═════ Text block

Must be able to fit a 6pack of beer.


----------



## zephxiii (Aug 12, 2011)

^ haha, actually yes for me that is a requirement (holding a 6 pack of beer) and I will carry beer...but i am using a generic backpack. 

Material is going to be important as it must be able to hold up. Cheap walmart backpacks tend to fall apart from all the sweat that is absorbed. 

I like areas where I can secure my wallet and keys, as in a secure pocket inside another one. For keys i like something that I can clip my keys into. 

Generally I just like lots of pockets. Like the ability to store tubes separately in a way where they won't get damaged. 

I go on a lot of long rides so I tend to carry a lot of stuff.


----------



## Zachua (Jan 21, 2008)

nice to have a compartment just for shoes. mine are usually muddy and it would be nice to have them sealed off from rest of pack.

maybe have one compartment for shoes and other wet dirty items that is sealed off from the rest of the backpack, but is mesh on the outer wall so the stuff can breath/dry.


----------



## joshman108 (Jul 6, 2009)

I agree that the only thing my camelbak is missing is a serious way to store keys and wallet...mostly keys. I can put them in the deepest back pocket, but that's inconvenient. I typically have my other zippered pockets too full to store my keys, so they end up in the shallow unzippered pocket with little protection. A lock of some sort would be nice


----------



## PAULUNM (Aug 18, 2008)

I like my Camelbak Lobo. Holds a few necessary items, but not enough room for a 6 pack!


----------



## zephxiii (Aug 12, 2011)

This just happened to me and my walmart backpack. It was only a small pocket so no biggie...but still.....materials and quality!!


----------



## brokebike (Jan 31, 2013)

Osprey already makes several lines of the ultimate mtb/cycling backpacks!


----------



## Mazukea (Jul 9, 2012)

I'm using the Camelbak charge for most of my trail riding. It's super lightweight and compact. Plus it has a good amount of pockets and storage to carry all your gear.


----------



## cyclelicious (Oct 7, 2008)

I have an older camelback m.u.l.e for trail riding. Holds 3 liters of water, Lots of compartments to hold tools, first aid kit, extra clothing, etc, 

I use a camel back minimalist for dh. Small and light, Offers some spine protection too


----------



## robin_hood (Feb 8, 2006)

Has anyone seen these?
http://cascadedesigns.com/platypus/hydration-packs/am/category


----------



## nbwallace (Oct 8, 2007)

I like my Ergon BC-2, with some caveats, especially lack of internal pockets to hold tools and pumps so that they are easily accessible. My friends make fun of me when I use it. It's been nicknamed "The Kitchen Sink", I use it when I am concerned about being a long way from the trailhead. I think it could also use some pockets on the waist belt for GUs/snacks. I often use a cell phone add on pocket on the shoulder strap for a camera.

My other pack is a camelbak Lobo, which doesn't carry as much and lacks the Ergon Flink system, which is great for both comfort and protection. It's lighter and has better internal pockets.


----------



## nc05lsv (Oct 24, 2011)

got the Osprey Raptor 14 and have to say that it is an awesome backpack tailor made for mountain biking. I had a CB Mule for 7 years and the Osprey is night and day better.

══════════

Copy out the portion of the backpack thread starting with "I go on a lot" and going on through "stuff can breath/dry.".

═════ Given entries

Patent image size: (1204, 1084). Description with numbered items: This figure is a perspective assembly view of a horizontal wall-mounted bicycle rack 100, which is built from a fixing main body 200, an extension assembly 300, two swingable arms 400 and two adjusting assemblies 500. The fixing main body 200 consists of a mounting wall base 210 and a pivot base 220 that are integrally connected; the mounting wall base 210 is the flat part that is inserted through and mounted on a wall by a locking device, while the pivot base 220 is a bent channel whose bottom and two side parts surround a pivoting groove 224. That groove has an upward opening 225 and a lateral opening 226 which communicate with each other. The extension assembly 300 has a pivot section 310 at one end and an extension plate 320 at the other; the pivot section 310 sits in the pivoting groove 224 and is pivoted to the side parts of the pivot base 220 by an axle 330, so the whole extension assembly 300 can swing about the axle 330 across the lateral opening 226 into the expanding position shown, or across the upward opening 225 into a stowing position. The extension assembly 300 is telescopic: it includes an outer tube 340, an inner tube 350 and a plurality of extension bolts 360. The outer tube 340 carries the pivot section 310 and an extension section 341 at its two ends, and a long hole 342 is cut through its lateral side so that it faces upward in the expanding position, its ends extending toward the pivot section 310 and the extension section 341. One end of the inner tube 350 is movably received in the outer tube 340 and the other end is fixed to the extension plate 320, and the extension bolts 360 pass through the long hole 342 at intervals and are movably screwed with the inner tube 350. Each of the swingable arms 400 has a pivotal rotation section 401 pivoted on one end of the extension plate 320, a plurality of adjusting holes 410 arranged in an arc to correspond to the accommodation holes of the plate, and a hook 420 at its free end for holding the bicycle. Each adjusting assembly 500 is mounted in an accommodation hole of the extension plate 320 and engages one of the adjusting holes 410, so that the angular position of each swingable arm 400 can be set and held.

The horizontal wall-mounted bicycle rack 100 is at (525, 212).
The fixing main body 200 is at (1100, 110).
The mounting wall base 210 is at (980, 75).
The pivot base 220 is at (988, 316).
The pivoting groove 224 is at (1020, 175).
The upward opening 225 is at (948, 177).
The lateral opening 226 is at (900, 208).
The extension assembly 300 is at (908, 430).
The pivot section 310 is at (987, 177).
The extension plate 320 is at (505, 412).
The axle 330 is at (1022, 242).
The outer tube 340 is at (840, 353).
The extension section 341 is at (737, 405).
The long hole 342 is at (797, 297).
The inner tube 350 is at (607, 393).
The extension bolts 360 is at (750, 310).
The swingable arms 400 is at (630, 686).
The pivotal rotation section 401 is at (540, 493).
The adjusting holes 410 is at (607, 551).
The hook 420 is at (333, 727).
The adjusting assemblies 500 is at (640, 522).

══════════

_Problem solution_:
I go on a lot of long rides so I tend to carry a lot of stuff.


----------



## Zachua (Jan 21, 2008)

nice to have a compartment just for shoes. mine are usually muddy and it would be nice to have them sealed off from rest of pack.

maybe have one compartment for shoes and other wet dirty items that is sealed off from the rest of the backpack, but is mesh on the outer wall so the stuff can breath/dry.